__The request__
Give every entry again, word for word and in full.

(Data listing)
________________

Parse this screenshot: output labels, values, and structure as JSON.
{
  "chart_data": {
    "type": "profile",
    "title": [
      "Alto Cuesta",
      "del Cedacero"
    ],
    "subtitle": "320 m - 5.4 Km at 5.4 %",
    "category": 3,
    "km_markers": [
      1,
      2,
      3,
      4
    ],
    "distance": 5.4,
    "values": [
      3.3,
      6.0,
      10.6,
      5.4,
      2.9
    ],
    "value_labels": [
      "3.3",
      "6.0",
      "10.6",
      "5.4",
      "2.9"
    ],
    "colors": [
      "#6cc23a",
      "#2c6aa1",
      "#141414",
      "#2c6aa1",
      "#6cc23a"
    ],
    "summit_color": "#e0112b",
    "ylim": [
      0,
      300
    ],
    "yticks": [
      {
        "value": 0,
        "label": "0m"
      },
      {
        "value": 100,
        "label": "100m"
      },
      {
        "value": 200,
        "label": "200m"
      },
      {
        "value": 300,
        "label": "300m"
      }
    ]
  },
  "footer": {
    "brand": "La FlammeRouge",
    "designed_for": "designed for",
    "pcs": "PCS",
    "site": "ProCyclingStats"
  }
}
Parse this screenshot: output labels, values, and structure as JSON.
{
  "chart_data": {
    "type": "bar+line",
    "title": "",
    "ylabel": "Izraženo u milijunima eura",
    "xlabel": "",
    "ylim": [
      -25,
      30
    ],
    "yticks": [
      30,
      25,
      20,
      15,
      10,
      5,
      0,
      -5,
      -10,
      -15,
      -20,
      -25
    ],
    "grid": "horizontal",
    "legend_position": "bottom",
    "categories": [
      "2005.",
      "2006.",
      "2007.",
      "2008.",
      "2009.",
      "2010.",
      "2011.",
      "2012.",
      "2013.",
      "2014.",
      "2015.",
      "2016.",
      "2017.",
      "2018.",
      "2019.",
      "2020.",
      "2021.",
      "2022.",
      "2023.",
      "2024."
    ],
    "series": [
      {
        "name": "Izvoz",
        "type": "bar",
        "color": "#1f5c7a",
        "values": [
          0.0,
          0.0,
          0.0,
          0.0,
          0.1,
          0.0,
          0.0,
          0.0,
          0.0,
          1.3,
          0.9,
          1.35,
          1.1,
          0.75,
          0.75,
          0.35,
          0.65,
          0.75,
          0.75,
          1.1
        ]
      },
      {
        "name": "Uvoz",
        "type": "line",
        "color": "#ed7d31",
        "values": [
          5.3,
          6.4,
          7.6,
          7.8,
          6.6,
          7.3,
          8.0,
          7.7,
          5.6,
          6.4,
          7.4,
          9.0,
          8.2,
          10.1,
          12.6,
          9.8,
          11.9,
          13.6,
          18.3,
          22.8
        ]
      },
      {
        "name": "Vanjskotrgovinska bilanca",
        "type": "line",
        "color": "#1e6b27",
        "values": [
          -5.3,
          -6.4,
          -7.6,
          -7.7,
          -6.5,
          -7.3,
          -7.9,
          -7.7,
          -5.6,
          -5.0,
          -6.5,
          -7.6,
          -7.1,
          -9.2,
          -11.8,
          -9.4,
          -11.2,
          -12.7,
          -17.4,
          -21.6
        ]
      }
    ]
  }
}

________________

__Finished answer__
Parse this screenshot: output labels, values, and structure as JSON.
{
  "chart_data": {
    "type": "profile",
    "title": [
      "Alto Cuesta",
      "del Cedacero"
    ],
    "subtitle": "320 m - 5.4 Km at 5.4 %",
    "category": 3,
    "km_markers": [
      1,
      2,
      3,
      4
    ],
    "distance": 5.4,
    "values": [
      3.3,
      6.0,
      10.6,
      5.4,
      2.9
    ],
    "value_labels": [
      "3.3",
      "6.0",
      "10.6",
      "5.4",
      "2.9"
    ],
    "colors": [
      "#6cc23a",
      "#2c6aa1",
      "#141414",
      "#2c6aa1",
      "#6cc23a"
    ],
    "summit_color": "#e0112b",
    "ylim": [
      0,
      300
    ],
    "yticks": [
      {
        "value": 0,
        "label": "0m"
      },
      {
        "value": 100,
        "label": "100m"
      },
      {
        "value": 200,
        "label": "200m"
      },
      {
        "value": 300,
        "label": "300m"
      }
    ]
  },
  "footer": {
    "brand": "La FlammeRouge",
    "designed_for": "designed for",
    "pcs": "PCS",
    "site": "ProCyclingStats"
  }
}
Parse this screenshot: output labels, values, and structure as JSON.
{
  "chart_data": {
    "type": "bar+line",
    "title": "",
    "ylabel": "Izraženo u milijunima eura",
    "xlabel": "",
    "ylim": [
      -25,
      30
    ],
    "yticks": [
      30,
      25,
      20,
      15,
      10,
      5,
      0,
      -5,
      -10,
      -15,
      -20,
      -25
    ],
    "grid": "horizontal",
    "legend_position": "bottom",
    "categories": [
      "2005.",
      "2006.",
      "2007.",
      "2008.",
      "2009.",
      "2010.",
      "2011.",
      "2012.",
      "2013.",
      "2014.",
      "2015.",
      "2016.",
      "2017.",
      "2018.",
      "2019.",
      "2020.",
      "2021.",
      "2022.",
      "2023.",
      "2024."
    ],
    "series": [
      {
        "name": "Izvoz",
        "type": "bar",
        "color": "#1f5c7a",
        "values": [
          0.0,
          0.0,
          0.0,
          0.0,
          0.1,
          0.0,
          0.0,
          0.0,
          0.0,
          1.3,
          0.9,
          1.35,
          1.1,
          0.75,
          0.75,
          0.35,
          0.65,
          0.75,
          0.75,
          1.1
        ]
      },
      {
        "name": "Uvoz",
        "type": "line",
        "color": "#ed7d31",
        "values": [
          5.3,
          6.4,
          7.6,
          7.8,
          6.6,
          7.3,
          8.0,
          7.7,
          5.6,
          6.4,
          7.4,
          9.0,
          8.2,
          10.1,
          12.6,
          9.8,
          11.9,
          13.6,
          18.3,
          22.8
        ]
      },
      {
        "name": "Vanjskotrgovinska bilanca",
        "type": "line",
        "color": "#1e6b27",
        "values": [
          -5.3,
          -6.4,
          -7.6,
          -7.7,
          -6.5,
          -7.3,
          -7.9,
          -7.7,
          -5.6,
          -5.0,
          -6.5,
          -7.6,
          -7.1,
          -9.2,
          -11.8,
          -9.4,
          -11.2,
          -12.7,
          -17.4,
          -21.6
        ]
      }
    ]
  }
}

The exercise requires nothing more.